= Aim of the exercise =
Wherever a line holds the string "from", copy that line.

= Given entries =
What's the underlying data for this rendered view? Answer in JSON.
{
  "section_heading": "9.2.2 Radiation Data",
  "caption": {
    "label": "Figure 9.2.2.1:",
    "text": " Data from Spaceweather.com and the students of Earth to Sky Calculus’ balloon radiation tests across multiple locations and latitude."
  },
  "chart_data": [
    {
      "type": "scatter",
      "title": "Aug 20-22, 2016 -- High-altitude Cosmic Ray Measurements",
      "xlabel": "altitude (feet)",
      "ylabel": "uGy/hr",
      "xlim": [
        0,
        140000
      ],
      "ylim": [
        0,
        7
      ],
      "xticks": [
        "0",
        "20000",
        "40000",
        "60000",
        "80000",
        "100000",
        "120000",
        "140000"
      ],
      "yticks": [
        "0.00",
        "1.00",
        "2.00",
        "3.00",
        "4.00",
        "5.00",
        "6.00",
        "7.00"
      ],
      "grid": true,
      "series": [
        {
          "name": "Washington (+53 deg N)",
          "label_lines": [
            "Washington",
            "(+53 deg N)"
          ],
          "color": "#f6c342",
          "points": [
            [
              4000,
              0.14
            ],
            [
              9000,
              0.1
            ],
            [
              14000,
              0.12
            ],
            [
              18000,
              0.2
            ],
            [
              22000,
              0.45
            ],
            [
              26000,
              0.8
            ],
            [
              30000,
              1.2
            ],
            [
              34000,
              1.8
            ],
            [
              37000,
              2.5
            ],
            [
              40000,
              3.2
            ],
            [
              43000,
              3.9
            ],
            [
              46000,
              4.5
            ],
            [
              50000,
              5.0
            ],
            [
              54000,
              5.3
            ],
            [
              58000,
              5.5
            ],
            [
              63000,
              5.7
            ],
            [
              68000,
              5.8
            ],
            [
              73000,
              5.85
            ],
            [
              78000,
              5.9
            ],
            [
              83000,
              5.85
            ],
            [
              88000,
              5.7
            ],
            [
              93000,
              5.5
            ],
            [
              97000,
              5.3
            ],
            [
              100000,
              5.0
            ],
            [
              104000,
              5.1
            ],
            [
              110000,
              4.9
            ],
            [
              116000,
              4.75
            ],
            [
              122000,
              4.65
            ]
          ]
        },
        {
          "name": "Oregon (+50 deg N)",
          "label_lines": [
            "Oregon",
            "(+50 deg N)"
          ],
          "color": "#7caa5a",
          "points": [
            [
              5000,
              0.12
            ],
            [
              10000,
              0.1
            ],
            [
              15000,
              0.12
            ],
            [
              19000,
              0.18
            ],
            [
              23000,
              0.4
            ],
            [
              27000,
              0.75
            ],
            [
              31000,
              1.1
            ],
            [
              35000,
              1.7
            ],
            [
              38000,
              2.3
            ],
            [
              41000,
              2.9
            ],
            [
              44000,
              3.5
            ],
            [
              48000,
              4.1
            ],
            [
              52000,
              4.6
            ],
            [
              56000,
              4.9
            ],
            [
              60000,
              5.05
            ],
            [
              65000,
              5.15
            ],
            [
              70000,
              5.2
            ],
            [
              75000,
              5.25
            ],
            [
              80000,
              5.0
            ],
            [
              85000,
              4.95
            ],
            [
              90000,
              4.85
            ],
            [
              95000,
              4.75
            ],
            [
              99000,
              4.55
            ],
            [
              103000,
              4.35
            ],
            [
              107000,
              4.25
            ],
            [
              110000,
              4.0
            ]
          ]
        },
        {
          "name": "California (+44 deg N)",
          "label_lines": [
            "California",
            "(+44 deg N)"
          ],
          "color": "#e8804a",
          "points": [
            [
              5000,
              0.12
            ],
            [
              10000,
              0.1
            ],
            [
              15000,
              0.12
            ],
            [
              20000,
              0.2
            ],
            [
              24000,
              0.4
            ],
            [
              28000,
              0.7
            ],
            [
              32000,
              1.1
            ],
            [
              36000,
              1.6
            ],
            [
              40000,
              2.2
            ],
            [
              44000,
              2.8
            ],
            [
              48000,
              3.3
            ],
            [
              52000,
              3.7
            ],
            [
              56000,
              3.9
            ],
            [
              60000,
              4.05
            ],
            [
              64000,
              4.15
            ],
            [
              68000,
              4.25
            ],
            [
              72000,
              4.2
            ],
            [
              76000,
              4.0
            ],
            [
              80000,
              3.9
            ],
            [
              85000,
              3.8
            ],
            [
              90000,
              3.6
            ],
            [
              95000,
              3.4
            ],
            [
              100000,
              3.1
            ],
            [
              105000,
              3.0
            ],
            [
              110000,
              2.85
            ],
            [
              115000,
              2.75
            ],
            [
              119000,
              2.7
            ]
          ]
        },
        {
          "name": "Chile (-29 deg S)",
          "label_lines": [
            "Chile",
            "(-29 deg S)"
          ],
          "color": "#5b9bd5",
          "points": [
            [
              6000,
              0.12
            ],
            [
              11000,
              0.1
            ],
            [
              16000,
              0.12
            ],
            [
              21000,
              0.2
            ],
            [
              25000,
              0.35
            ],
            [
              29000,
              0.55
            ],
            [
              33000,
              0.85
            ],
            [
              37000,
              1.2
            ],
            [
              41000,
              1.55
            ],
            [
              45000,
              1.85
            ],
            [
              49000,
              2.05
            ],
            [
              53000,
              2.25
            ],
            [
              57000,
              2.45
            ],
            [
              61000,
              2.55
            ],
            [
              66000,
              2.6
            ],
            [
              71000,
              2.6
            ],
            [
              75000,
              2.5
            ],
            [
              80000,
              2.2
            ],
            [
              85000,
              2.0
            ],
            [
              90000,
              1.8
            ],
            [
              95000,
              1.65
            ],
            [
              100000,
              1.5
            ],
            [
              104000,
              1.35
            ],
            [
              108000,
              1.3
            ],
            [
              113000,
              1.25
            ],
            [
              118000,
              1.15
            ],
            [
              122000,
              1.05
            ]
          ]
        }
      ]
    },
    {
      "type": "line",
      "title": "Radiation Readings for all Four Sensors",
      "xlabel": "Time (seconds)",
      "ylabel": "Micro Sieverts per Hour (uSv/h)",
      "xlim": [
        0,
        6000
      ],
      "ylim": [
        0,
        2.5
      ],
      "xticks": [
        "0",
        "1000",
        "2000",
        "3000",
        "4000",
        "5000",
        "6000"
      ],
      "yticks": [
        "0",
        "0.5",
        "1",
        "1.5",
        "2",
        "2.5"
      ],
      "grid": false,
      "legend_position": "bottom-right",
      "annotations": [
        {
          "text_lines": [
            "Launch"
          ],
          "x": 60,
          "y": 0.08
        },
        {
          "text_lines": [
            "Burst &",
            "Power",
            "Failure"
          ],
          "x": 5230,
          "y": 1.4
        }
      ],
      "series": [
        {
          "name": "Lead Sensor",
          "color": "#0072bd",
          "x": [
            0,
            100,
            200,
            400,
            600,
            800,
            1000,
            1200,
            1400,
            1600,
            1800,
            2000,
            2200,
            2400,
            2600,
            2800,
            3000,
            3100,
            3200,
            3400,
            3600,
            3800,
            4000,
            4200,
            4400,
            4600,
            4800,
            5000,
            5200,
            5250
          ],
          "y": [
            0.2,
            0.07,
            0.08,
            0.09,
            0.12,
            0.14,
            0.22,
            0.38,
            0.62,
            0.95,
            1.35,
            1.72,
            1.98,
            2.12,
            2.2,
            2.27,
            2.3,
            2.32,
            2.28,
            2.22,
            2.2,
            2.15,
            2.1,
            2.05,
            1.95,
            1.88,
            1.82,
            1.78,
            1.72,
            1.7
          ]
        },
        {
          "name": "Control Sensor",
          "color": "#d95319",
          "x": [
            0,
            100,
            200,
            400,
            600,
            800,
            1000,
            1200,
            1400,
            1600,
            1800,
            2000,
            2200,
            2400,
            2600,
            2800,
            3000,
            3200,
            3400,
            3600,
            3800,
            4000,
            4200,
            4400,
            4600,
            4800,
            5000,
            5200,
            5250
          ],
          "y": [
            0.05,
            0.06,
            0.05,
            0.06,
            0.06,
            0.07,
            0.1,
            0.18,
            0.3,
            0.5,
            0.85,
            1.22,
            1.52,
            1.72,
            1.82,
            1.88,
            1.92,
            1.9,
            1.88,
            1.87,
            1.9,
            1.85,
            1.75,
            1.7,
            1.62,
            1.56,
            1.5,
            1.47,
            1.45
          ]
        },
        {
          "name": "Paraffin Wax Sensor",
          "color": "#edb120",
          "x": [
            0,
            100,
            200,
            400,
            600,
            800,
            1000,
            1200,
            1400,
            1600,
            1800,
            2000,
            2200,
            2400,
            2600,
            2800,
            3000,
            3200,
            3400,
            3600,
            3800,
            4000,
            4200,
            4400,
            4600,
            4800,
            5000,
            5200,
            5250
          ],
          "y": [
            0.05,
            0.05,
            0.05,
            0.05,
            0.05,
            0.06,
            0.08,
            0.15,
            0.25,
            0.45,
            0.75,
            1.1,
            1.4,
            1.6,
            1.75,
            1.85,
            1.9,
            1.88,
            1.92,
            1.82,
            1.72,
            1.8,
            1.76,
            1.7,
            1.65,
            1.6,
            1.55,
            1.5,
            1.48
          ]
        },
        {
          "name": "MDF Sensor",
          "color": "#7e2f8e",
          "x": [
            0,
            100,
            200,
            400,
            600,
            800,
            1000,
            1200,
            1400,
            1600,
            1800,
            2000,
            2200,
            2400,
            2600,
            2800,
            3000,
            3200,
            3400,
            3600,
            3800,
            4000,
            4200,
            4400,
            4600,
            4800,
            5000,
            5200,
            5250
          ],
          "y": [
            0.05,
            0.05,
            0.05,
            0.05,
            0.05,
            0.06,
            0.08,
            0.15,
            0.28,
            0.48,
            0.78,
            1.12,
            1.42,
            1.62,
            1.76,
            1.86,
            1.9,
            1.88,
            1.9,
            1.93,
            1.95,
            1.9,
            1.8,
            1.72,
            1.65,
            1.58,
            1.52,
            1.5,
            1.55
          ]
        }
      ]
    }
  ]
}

==

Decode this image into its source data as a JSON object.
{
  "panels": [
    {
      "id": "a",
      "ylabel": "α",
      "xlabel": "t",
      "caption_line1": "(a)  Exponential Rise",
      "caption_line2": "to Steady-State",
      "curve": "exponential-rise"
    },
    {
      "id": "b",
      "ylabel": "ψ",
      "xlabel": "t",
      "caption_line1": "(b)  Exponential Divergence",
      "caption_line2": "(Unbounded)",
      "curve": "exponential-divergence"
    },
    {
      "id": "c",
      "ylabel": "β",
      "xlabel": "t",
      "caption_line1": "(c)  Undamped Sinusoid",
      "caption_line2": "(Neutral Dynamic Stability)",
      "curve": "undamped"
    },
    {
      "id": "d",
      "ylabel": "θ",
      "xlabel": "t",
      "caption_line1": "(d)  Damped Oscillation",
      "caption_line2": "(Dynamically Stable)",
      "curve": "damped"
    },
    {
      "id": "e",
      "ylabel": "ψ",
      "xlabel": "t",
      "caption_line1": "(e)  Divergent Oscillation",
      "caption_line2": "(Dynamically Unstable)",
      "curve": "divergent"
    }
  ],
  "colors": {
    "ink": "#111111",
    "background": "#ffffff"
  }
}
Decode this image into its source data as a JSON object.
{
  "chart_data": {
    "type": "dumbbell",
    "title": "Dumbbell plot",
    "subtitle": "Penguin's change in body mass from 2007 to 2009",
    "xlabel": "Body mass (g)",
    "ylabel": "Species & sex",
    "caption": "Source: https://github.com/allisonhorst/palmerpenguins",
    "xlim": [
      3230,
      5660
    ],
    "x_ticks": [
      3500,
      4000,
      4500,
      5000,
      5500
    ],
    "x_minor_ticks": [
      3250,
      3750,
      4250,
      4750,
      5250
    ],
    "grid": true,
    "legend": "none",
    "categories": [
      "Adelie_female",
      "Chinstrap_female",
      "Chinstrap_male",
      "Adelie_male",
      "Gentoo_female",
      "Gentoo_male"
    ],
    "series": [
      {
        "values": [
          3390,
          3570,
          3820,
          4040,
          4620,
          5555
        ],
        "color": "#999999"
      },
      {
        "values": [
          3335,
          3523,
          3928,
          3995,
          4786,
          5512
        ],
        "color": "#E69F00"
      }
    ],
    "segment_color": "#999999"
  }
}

==

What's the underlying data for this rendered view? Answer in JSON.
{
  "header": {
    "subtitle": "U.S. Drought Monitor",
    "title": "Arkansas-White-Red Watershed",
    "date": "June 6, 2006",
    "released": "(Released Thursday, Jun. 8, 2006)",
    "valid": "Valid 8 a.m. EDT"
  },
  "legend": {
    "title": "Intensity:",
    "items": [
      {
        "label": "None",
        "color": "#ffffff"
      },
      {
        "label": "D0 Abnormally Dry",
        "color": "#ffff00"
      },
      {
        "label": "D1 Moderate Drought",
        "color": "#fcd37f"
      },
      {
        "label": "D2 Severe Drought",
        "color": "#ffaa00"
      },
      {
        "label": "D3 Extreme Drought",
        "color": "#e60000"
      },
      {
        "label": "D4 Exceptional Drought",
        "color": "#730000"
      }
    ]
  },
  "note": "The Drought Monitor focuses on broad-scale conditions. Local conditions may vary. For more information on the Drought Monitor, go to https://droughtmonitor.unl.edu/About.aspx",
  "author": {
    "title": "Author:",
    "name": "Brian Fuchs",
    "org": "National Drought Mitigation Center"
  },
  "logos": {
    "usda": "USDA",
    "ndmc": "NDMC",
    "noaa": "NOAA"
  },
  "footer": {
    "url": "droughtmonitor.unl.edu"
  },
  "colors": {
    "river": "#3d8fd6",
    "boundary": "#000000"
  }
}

= Written response =
    "text": " Data from Spaceweather.com and the students of Earth to Sky Calculus’ balloon radiation tests across multiple locations and latitude."
    "subtitle": "Penguin's change in body mass from 2007 to 2009",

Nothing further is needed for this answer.